··· DATA SHOWN

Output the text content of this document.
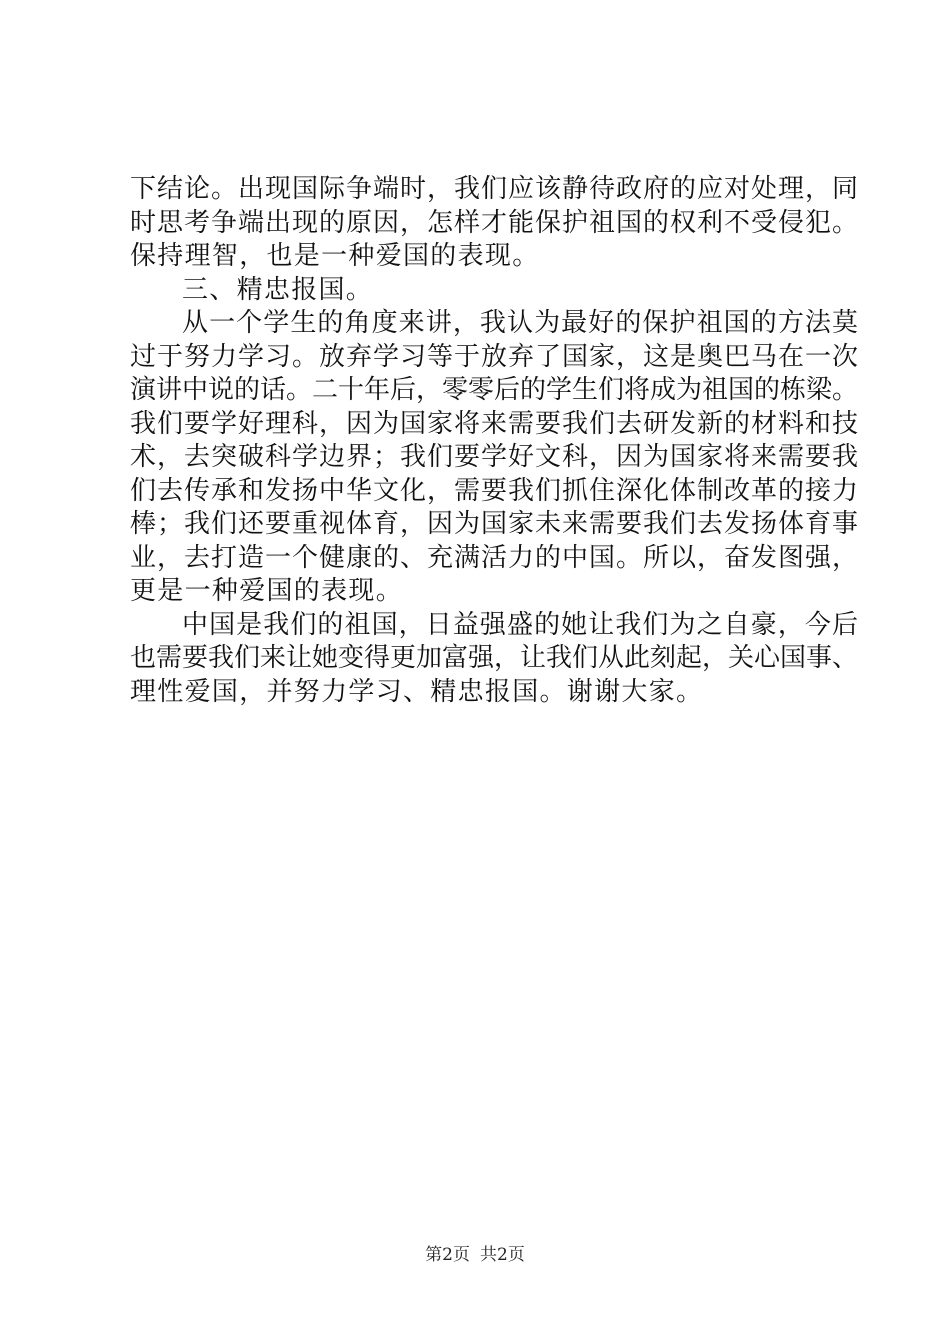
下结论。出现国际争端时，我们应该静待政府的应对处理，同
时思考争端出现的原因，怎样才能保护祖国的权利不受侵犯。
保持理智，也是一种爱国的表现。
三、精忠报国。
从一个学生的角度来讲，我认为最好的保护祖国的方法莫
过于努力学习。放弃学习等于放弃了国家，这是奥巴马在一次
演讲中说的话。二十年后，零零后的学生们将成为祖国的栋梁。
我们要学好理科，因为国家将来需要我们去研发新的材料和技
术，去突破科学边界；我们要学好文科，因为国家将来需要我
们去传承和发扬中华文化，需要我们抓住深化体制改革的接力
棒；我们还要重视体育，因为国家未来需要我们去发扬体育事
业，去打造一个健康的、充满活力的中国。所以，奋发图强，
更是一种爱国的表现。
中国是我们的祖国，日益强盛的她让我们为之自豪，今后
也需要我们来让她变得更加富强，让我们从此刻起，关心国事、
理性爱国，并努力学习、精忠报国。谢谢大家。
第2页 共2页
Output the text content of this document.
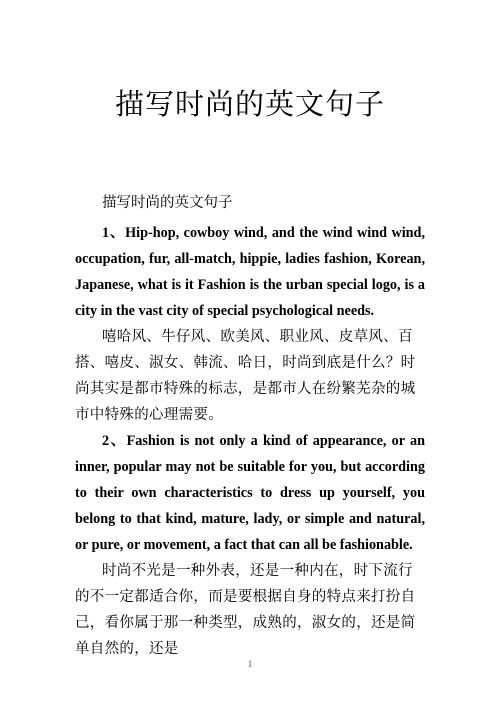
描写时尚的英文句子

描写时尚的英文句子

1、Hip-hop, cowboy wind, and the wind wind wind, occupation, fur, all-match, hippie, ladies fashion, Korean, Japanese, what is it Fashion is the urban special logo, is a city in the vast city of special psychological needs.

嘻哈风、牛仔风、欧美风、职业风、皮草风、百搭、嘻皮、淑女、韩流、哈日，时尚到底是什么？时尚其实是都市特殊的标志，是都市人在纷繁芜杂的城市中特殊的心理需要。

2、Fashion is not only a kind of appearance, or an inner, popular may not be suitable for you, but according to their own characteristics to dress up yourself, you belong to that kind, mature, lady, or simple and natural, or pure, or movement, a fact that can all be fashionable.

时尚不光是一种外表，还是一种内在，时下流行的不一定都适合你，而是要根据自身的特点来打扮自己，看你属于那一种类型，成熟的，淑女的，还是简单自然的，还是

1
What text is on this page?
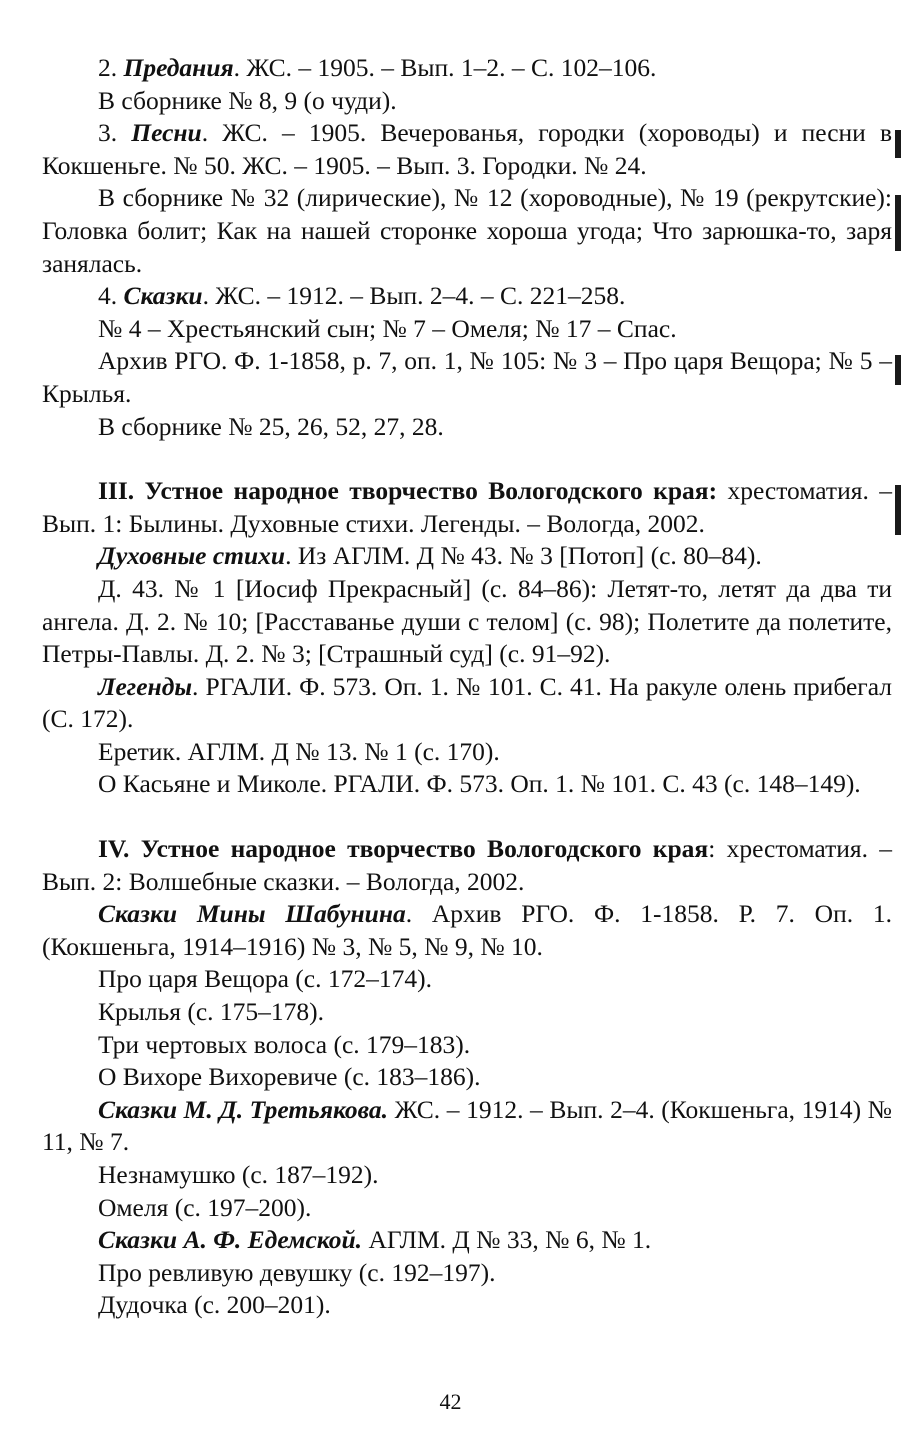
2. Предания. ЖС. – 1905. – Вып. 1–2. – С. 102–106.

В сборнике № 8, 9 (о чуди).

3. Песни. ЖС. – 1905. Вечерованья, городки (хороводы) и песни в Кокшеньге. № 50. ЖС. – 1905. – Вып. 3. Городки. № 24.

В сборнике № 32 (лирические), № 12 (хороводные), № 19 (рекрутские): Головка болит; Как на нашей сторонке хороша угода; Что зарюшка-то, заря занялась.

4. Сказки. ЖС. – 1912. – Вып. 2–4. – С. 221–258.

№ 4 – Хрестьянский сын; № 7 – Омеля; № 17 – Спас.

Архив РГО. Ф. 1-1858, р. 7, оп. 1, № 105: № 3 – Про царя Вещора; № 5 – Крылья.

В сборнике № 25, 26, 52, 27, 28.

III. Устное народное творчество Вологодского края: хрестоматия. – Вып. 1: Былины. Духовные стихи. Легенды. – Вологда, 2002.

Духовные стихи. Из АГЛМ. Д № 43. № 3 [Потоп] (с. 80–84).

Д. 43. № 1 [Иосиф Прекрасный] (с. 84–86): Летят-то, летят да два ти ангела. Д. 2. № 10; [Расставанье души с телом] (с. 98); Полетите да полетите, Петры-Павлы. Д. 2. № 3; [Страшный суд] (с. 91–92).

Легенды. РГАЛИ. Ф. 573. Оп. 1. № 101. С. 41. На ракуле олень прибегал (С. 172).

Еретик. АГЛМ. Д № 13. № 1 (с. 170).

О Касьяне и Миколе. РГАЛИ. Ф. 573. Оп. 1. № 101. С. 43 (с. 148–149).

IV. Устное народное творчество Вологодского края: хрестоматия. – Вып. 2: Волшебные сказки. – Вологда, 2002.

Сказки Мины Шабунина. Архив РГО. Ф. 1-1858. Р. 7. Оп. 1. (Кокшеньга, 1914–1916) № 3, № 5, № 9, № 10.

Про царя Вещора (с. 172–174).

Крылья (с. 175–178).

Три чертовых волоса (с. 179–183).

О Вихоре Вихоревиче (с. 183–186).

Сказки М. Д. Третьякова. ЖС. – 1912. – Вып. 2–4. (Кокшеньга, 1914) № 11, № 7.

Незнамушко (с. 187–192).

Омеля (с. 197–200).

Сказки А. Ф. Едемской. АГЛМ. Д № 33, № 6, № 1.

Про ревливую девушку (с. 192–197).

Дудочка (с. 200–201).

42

······
··· DATA SHOWN

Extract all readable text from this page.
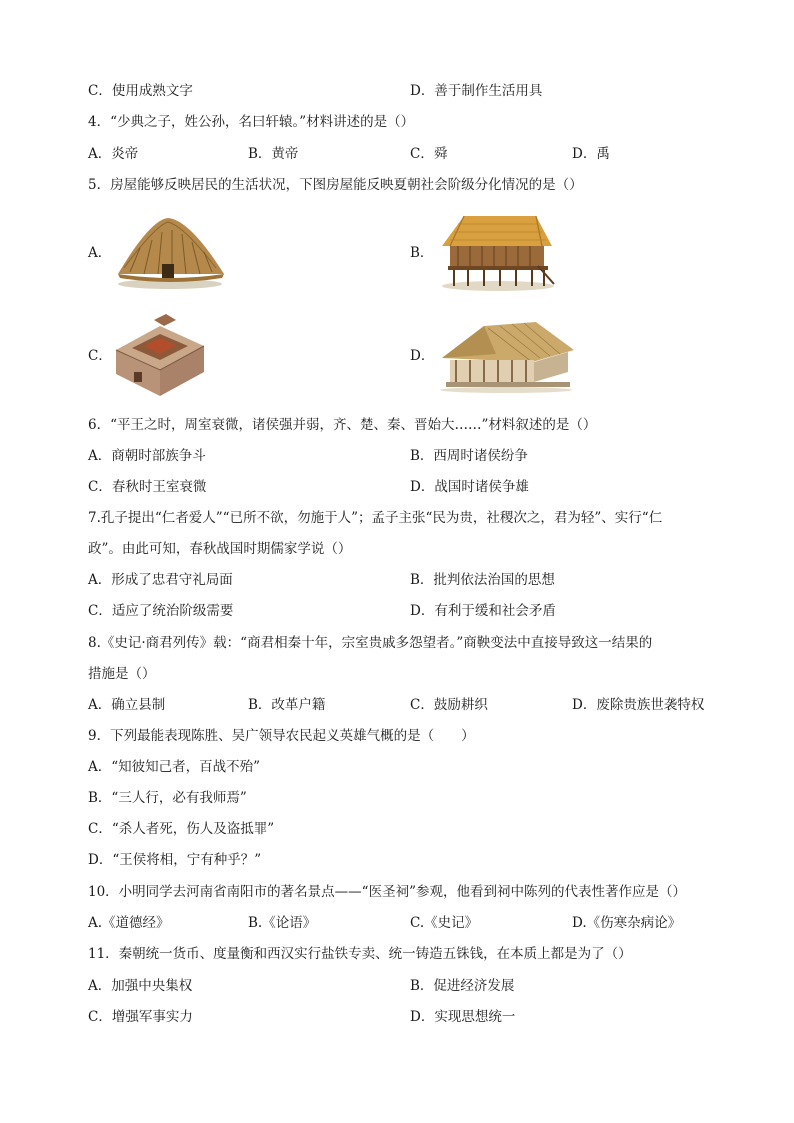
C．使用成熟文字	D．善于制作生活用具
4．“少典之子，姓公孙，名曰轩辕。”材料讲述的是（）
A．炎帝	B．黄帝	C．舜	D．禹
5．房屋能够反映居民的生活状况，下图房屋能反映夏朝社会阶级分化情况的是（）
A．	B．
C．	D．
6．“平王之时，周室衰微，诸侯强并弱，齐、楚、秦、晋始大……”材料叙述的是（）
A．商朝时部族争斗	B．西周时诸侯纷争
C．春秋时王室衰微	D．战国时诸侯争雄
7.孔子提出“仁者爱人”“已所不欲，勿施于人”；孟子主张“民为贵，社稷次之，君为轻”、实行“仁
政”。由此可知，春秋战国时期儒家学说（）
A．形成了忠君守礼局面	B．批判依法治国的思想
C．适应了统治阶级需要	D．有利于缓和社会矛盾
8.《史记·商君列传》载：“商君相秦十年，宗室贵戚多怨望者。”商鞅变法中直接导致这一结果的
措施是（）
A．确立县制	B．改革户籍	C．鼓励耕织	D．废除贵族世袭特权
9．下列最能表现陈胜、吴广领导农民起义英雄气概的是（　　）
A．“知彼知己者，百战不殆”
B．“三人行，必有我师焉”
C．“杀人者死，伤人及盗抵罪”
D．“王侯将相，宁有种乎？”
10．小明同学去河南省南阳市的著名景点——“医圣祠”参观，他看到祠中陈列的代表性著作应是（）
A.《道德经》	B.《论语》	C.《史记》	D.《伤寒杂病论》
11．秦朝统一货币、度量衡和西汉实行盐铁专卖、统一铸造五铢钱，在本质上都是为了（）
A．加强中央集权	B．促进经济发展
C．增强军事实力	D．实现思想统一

······

# EXERCISE TASK
Look through the data above. Each line containing the word "text" needs to be copied.

# ANSWER IN FULL
Output the text content of this document.
Output the text content of this document.
What text is on this page?
Extract all readable text from this page.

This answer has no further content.